> [Excerpted data]
┄┄┄┄┄┄
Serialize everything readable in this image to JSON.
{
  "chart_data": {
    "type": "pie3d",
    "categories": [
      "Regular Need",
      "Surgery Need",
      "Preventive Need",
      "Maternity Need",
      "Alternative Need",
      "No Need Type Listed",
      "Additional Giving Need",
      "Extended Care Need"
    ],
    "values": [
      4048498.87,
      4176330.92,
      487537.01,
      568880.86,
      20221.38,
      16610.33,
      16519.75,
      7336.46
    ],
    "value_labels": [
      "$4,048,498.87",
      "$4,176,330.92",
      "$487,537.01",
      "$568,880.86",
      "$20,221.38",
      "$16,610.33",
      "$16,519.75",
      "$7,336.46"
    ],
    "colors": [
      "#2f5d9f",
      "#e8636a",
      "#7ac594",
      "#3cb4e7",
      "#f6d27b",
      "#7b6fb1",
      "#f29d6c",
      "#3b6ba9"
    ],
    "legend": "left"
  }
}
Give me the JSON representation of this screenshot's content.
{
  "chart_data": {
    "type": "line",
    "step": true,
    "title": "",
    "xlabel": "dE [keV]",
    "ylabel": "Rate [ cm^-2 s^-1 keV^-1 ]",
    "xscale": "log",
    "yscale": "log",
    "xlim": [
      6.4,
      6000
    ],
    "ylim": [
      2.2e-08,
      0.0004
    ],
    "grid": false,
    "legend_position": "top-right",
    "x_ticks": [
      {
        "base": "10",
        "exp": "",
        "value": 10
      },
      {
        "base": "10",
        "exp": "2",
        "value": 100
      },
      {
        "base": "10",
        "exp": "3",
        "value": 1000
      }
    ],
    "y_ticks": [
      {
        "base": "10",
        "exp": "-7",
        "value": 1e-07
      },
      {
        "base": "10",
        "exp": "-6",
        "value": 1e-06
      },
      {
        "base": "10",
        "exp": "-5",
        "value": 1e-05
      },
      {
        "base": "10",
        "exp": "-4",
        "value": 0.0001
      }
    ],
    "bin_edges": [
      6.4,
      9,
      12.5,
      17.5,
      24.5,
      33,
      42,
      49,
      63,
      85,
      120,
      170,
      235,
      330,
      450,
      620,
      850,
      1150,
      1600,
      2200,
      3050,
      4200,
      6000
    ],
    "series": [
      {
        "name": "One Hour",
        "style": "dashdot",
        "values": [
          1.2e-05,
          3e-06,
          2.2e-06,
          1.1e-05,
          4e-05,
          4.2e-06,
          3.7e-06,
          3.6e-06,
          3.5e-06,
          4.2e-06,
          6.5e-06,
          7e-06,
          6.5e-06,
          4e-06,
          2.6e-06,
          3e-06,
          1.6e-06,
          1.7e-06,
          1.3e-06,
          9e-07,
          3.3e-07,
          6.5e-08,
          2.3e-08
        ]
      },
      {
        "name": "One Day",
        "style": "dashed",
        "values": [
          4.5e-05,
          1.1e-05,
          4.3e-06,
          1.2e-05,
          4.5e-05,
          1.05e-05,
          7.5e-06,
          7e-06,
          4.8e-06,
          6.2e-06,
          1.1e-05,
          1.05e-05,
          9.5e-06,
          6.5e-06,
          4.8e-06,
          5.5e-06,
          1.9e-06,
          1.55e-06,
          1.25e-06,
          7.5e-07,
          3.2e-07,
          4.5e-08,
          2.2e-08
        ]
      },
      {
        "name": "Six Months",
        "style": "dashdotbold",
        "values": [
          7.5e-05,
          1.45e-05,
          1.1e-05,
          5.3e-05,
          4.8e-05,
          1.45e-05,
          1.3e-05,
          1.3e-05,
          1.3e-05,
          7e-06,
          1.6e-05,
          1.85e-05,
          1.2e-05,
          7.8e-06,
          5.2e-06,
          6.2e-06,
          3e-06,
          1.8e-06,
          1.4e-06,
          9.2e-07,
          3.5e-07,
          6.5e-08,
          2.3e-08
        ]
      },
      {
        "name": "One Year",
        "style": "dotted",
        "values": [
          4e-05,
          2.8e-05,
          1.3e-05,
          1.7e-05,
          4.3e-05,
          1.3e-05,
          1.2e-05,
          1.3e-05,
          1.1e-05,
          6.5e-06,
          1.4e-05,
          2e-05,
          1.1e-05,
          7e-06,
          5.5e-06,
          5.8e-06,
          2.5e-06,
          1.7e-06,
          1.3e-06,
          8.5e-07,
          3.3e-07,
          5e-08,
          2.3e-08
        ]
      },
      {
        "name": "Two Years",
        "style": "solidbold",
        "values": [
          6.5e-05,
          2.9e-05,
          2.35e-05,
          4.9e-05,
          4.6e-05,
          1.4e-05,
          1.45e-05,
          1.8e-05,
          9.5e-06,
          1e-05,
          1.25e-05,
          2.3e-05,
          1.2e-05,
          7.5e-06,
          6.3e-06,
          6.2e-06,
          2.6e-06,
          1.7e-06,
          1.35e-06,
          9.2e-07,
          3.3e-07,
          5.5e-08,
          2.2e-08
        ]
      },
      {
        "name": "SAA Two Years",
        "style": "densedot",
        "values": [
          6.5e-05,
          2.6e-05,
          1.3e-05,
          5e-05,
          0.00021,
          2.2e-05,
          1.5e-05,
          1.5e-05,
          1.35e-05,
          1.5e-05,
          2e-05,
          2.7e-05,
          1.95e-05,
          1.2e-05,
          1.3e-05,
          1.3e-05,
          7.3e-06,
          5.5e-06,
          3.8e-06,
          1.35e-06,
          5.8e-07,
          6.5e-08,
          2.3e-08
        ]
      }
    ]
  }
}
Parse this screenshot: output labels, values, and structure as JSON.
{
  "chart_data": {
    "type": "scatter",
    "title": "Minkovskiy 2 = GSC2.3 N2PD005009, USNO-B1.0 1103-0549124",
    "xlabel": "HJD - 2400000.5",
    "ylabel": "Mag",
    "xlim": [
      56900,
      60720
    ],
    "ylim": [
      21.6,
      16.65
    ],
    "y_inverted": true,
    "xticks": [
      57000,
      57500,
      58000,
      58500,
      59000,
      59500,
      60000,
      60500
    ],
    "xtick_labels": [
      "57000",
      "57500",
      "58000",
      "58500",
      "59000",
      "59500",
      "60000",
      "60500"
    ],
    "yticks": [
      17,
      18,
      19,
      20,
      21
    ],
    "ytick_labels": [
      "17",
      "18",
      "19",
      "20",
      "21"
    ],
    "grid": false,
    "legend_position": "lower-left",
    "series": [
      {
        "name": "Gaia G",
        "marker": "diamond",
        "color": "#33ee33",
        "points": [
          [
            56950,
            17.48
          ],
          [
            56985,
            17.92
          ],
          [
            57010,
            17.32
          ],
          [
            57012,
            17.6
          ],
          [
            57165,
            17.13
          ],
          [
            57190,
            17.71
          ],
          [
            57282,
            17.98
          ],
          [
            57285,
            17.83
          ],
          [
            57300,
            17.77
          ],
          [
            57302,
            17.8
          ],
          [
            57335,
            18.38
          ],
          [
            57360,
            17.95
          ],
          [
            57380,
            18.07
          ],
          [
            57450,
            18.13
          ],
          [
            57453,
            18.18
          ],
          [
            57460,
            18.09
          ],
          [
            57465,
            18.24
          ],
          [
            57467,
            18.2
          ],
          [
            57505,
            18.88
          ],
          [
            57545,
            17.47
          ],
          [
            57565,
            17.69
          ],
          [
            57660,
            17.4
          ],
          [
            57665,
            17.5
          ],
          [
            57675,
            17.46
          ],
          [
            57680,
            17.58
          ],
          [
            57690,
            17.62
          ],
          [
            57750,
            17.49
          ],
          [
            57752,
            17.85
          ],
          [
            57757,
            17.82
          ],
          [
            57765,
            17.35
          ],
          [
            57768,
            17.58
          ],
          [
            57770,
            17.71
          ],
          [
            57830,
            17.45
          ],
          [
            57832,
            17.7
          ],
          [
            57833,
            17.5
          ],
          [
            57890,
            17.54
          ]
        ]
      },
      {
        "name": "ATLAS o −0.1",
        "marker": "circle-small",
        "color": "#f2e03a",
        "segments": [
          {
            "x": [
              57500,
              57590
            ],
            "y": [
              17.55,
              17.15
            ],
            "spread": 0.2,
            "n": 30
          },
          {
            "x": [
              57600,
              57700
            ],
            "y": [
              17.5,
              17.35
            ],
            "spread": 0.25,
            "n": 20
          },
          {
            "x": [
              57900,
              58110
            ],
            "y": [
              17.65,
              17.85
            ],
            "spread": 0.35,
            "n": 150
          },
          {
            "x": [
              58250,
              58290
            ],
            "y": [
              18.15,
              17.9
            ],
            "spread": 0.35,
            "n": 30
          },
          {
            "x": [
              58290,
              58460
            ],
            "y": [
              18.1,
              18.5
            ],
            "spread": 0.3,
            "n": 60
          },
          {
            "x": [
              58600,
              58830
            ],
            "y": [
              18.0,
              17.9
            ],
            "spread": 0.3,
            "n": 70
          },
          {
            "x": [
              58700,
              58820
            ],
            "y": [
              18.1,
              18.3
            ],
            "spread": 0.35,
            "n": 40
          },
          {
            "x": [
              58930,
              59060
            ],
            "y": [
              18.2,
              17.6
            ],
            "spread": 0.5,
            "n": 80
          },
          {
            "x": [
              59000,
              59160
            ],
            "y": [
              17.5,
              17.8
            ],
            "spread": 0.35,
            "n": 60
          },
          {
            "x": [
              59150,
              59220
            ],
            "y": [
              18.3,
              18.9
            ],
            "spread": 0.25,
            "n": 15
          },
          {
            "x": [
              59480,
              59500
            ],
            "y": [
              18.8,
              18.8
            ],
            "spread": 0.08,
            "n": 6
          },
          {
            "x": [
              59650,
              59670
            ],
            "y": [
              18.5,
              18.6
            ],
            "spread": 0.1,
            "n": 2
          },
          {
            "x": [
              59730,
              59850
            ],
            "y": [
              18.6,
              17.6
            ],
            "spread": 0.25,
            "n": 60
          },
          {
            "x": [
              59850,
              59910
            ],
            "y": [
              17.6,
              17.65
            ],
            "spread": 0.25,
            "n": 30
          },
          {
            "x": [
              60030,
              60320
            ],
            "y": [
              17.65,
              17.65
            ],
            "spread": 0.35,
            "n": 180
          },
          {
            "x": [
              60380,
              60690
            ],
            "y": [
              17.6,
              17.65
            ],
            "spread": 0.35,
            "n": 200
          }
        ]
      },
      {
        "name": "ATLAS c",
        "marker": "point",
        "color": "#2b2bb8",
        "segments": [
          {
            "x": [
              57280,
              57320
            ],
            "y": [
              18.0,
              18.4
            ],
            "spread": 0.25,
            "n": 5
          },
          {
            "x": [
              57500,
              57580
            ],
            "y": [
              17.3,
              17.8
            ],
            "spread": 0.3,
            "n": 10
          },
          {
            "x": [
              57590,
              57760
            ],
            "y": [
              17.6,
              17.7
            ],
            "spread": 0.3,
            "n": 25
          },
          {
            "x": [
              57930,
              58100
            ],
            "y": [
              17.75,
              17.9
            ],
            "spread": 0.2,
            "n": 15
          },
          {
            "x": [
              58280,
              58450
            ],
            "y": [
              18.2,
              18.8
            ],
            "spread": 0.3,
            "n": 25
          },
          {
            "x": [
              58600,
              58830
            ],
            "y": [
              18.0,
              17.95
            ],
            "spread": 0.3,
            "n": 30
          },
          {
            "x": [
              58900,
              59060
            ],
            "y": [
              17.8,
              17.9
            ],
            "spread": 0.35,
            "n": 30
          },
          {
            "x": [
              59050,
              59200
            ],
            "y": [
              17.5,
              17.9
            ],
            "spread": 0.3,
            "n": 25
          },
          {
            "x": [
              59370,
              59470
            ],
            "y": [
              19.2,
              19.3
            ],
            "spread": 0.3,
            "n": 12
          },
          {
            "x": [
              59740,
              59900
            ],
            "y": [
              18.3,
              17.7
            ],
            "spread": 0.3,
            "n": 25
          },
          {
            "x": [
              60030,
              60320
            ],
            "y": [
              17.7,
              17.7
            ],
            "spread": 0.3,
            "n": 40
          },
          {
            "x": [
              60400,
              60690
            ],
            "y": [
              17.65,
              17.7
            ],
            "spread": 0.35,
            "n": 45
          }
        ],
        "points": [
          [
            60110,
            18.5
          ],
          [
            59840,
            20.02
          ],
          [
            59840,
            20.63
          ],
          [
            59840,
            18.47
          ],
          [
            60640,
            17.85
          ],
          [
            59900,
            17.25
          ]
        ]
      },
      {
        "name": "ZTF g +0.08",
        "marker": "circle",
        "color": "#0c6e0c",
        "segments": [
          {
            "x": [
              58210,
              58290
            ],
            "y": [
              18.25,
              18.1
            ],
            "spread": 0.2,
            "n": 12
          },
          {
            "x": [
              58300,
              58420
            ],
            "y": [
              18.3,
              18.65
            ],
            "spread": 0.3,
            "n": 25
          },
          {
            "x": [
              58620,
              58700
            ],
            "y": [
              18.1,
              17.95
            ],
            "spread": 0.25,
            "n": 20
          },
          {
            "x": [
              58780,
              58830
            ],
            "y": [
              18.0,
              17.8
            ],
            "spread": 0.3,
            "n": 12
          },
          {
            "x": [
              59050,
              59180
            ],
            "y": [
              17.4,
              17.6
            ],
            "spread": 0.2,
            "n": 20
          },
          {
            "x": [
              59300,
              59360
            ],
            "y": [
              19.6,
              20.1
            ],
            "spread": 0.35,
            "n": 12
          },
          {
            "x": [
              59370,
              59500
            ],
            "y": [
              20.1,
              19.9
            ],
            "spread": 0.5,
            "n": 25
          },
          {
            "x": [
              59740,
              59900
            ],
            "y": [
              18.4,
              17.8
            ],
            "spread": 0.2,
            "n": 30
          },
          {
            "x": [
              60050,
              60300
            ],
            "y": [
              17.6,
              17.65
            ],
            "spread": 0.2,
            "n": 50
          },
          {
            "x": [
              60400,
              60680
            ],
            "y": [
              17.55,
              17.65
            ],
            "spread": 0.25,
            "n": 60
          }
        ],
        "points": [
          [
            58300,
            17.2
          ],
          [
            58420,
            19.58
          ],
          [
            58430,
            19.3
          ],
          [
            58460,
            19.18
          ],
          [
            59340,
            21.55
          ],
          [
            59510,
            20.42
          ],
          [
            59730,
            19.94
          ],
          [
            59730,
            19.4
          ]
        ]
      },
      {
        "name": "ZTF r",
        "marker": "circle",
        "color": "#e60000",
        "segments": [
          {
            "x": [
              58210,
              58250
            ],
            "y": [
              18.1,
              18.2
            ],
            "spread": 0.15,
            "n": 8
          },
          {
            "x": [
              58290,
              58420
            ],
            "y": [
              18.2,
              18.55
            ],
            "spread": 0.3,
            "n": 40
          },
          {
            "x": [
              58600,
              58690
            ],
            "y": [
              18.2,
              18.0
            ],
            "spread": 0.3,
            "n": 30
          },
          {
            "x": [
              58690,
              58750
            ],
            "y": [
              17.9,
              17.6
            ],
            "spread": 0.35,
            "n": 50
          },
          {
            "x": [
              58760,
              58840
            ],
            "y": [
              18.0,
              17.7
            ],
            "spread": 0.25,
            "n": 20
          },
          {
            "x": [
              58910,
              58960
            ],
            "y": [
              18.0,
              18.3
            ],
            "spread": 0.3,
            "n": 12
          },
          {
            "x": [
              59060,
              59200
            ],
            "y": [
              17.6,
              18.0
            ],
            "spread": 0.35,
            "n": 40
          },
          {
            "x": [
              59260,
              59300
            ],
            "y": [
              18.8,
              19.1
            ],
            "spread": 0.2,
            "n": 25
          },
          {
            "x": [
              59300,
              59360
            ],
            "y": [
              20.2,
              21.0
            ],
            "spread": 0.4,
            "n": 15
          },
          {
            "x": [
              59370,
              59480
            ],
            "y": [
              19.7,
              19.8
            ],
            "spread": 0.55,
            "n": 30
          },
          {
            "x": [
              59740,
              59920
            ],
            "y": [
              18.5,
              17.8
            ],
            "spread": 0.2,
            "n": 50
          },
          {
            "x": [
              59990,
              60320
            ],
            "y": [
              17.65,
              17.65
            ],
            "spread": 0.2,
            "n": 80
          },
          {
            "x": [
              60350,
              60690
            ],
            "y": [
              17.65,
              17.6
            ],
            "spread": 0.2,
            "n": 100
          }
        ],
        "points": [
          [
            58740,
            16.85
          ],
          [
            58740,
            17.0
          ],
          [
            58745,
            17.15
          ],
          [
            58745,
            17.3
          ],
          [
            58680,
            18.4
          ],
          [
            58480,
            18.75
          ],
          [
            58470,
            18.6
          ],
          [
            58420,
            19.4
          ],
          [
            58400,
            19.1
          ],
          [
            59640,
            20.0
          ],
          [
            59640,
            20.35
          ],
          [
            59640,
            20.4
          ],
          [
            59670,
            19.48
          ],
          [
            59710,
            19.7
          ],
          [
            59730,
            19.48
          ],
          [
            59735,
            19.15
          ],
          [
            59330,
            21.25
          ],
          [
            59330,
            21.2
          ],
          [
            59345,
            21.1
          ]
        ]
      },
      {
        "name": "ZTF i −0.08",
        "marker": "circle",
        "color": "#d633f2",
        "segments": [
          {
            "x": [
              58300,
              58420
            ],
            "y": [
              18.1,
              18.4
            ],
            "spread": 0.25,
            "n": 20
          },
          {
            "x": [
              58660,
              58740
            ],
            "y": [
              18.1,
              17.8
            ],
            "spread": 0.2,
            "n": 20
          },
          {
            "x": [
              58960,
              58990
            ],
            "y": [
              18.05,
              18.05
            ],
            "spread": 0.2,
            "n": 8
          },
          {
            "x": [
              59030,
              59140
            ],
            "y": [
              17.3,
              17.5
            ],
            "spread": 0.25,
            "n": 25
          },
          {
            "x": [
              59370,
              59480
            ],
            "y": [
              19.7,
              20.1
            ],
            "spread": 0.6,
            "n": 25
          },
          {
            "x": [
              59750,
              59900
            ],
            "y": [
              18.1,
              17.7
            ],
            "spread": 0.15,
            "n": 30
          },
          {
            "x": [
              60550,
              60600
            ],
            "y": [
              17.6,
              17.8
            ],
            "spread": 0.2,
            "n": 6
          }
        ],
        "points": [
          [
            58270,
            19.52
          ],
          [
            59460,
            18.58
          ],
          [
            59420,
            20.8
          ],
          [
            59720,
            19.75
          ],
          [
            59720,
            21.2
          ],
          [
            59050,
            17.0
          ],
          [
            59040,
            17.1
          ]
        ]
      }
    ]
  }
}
┄┄┄┄┄┄
> [Task statement] Copy each line of the entries that includes the word "this".

> [Exercise answer]
Serialize everything readable in this image to JSON.
Give me the JSON representation of this screenshot's content.
Parse this screenshot: output labels, values, and structure as JSON.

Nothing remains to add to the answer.